## Requirement
Search the listing for the string "coefficient" and copy every line that contains it.
----- Rows
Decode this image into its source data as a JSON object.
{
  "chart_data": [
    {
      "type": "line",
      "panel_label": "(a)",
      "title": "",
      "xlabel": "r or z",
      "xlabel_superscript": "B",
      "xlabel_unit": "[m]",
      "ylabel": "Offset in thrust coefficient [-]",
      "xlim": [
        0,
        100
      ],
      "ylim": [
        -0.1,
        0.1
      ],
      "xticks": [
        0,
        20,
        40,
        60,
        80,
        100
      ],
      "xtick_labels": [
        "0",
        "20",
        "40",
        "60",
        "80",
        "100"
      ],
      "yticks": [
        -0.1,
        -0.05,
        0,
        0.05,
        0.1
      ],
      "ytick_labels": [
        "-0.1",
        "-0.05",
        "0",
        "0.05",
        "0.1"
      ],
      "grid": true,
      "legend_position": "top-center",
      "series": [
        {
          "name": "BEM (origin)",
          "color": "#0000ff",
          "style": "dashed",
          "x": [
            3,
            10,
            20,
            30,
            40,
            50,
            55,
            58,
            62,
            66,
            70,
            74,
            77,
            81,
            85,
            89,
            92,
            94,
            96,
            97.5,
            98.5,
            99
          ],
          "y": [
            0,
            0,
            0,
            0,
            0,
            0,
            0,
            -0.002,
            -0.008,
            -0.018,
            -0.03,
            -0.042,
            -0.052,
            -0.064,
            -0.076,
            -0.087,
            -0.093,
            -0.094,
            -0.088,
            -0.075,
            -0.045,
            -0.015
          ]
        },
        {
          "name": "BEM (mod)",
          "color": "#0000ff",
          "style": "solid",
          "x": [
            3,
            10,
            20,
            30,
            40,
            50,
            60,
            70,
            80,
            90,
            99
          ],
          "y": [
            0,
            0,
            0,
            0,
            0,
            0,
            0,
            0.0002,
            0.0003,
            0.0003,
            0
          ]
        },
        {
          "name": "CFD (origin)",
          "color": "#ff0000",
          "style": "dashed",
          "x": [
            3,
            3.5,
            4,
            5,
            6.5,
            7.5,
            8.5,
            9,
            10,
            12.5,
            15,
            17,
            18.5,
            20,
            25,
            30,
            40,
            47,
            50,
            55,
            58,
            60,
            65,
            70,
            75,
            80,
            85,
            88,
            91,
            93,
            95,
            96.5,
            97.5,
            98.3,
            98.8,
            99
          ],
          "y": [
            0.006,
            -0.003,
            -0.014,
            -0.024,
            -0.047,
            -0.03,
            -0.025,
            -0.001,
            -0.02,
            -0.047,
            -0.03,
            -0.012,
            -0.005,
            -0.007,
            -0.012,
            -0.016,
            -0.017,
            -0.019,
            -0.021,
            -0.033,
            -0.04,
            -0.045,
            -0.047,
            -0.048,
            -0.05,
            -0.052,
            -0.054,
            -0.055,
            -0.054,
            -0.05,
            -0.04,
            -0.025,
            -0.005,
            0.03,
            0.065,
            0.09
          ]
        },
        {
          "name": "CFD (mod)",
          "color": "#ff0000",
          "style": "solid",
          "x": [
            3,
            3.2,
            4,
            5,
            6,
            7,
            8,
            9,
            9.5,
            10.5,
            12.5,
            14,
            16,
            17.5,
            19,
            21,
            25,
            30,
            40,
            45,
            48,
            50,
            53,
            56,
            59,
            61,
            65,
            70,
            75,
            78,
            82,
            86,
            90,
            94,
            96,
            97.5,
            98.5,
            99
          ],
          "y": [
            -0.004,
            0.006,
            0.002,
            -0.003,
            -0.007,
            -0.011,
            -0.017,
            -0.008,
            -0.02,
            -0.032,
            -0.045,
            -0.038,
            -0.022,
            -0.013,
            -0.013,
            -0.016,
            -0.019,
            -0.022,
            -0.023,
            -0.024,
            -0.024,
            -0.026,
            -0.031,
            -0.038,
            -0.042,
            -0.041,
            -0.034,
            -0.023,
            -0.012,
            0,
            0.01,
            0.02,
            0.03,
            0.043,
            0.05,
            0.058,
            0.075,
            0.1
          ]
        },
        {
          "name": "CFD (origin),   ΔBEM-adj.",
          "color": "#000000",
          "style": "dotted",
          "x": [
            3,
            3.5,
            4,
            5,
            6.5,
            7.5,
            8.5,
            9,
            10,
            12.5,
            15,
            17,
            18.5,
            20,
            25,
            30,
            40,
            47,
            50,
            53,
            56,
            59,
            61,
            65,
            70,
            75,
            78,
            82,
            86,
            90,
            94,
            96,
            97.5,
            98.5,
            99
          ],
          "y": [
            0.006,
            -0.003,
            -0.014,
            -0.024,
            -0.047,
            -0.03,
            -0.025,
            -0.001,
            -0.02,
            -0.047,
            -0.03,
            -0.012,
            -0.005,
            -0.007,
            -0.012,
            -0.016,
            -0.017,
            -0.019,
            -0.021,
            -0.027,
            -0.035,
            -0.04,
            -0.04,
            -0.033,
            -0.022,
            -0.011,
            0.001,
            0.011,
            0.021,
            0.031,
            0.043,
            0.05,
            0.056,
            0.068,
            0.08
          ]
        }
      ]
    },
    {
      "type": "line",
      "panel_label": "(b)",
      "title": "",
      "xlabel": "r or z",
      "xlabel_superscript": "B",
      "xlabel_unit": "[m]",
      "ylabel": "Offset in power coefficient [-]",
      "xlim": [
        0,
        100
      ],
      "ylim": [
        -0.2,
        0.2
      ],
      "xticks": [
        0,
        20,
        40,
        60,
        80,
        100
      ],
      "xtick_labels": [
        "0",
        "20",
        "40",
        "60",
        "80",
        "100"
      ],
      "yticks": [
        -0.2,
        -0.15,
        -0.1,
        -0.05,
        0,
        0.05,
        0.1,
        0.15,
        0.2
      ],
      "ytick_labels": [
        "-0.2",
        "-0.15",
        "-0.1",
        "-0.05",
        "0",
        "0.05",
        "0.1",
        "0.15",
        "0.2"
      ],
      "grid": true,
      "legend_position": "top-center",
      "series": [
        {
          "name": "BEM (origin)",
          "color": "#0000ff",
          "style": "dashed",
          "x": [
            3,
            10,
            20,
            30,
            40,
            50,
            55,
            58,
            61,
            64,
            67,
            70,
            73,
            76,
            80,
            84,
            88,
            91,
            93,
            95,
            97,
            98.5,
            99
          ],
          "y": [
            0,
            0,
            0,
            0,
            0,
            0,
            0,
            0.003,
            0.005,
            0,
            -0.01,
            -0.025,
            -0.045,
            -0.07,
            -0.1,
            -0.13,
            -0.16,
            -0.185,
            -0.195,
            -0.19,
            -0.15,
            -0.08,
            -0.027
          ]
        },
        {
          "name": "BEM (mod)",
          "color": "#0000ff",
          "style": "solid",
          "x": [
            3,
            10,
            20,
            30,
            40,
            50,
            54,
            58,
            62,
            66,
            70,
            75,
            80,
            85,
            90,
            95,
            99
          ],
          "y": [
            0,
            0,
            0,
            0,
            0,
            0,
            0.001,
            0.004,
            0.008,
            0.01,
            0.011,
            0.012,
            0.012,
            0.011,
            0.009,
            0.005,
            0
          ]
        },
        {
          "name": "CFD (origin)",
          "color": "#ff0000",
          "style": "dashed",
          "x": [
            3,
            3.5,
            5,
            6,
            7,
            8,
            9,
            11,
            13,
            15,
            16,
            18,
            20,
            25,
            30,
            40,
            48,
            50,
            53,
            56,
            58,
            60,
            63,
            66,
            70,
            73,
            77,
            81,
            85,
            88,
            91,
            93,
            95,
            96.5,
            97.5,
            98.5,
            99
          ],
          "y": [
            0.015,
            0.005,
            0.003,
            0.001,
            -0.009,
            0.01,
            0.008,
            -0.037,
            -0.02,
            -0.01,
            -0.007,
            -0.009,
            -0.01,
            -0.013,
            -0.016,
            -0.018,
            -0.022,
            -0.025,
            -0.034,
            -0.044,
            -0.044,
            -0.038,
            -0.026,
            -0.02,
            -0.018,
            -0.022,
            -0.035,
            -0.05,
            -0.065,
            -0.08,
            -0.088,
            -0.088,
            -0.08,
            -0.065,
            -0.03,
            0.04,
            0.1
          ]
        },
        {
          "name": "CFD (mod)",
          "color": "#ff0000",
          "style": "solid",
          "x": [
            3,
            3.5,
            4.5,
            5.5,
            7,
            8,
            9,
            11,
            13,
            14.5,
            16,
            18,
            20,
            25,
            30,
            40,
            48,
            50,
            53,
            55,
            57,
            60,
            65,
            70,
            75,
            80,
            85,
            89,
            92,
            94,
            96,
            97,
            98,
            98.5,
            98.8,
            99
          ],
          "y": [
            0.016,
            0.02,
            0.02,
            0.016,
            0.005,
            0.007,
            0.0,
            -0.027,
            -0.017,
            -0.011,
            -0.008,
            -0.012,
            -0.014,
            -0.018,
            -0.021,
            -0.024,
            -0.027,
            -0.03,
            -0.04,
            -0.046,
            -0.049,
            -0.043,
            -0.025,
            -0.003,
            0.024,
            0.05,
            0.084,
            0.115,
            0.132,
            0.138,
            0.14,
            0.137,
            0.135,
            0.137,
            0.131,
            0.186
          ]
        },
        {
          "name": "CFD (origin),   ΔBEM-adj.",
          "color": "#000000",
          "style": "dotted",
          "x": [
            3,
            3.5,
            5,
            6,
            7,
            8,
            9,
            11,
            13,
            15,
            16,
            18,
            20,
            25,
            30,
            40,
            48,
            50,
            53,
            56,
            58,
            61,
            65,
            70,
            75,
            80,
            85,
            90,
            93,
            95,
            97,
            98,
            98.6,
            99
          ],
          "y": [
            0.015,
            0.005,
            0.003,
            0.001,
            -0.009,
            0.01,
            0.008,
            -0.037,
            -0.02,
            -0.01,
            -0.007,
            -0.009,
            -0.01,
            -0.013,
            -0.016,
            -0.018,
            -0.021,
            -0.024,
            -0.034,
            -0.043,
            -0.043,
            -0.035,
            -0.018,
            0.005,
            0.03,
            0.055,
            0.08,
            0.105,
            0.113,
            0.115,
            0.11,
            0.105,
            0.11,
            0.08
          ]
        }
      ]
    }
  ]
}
----------
## Answer to this exercise
      "ylabel": "Offset in thrust coefficient [-]",
      "ylabel": "Offset in power coefficient [-]",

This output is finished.